WORK INSTRUCTIONS —
All of the data must be printed exactly; please include every line.

LISTED ENTRIES —

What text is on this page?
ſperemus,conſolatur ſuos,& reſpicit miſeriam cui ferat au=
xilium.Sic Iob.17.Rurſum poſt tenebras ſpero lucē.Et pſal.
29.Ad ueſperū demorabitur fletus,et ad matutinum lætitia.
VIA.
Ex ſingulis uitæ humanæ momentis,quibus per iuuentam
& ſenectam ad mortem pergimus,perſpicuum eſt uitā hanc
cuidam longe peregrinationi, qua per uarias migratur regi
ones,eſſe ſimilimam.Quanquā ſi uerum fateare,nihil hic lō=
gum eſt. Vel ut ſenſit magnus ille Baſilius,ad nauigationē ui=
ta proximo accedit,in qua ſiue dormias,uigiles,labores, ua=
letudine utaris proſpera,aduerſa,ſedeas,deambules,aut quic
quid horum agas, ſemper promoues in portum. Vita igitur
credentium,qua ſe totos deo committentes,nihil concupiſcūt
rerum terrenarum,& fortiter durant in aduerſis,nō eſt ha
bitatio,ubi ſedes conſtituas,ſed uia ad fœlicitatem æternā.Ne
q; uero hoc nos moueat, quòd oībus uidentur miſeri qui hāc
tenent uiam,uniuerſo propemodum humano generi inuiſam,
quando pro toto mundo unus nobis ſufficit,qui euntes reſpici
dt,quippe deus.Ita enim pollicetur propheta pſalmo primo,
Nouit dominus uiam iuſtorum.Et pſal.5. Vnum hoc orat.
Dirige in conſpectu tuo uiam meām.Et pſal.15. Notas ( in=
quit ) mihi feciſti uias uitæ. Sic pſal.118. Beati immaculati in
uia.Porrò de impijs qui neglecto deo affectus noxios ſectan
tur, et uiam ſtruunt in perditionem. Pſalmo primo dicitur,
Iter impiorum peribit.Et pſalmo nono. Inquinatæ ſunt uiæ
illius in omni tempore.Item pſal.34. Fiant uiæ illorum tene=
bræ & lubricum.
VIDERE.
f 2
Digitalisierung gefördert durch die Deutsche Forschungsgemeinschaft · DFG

TASK RESULT —
What text is on this page?
ſperemus,conſolatur ſuos,& reſpicit miſeriam cui ferat au=
xilium.Sic Iob.17.Rurſum poſt tenebras ſpero lucē.Et pſal.
29.Ad ueſperū demorabitur fletus,et ad matutinum lætitia.
VIA.
Ex ſingulis uitæ humanæ momentis,quibus per iuuentam
& ſenectam ad mortem pergimus,perſpicuum eſt uitā hanc
cuidam longe peregrinationi, qua per uarias migratur regi
ones,eſſe ſimilimam.Quanquā ſi uerum fateare,nihil hic lō=
gum eſt. Vel ut ſenſit magnus ille Baſilius,ad nauigationē ui=
ta proximo accedit,in qua ſiue dormias,uigiles,labores, ua=
letudine utaris proſpera,aduerſa,ſedeas,deambules,aut quic
quid horum agas, ſemper promoues in portum. Vita igitur
credentium,qua ſe totos deo committentes,nihil concupiſcūt
rerum terrenarum,& fortiter durant in aduerſis,nō eſt ha
bitatio,ubi ſedes conſtituas,ſed uia ad fœlicitatem æternā.Ne
q; uero hoc nos moueat, quòd oībus uidentur miſeri qui hāc
tenent uiam,uniuerſo propemodum humano generi inuiſam,
quando pro toto mundo unus nobis ſufficit,qui euntes reſpici
dt,quippe deus.Ita enim pollicetur propheta pſalmo primo,
Nouit dominus uiam iuſtorum.Et pſal.5. Vnum hoc orat.
Dirige in conſpectu tuo uiam meām.Et pſal.15. Notas ( in=
quit ) mihi feciſti uias uitæ. Sic pſal.118. Beati immaculati in
uia.Porrò de impijs qui neglecto deo affectus noxios ſectan
tur, et uiam ſtruunt in perditionem. Pſalmo primo dicitur,
Iter impiorum peribit.Et pſalmo nono. Inquinatæ ſunt uiæ
illius in omni tempore.Item pſal.34. Fiant uiæ illorum tene=
bræ & lubricum.
VIDERE.
f 2
Digitalisierung gefördert durch die Deutsche Forschungsgemeinschaft · DFG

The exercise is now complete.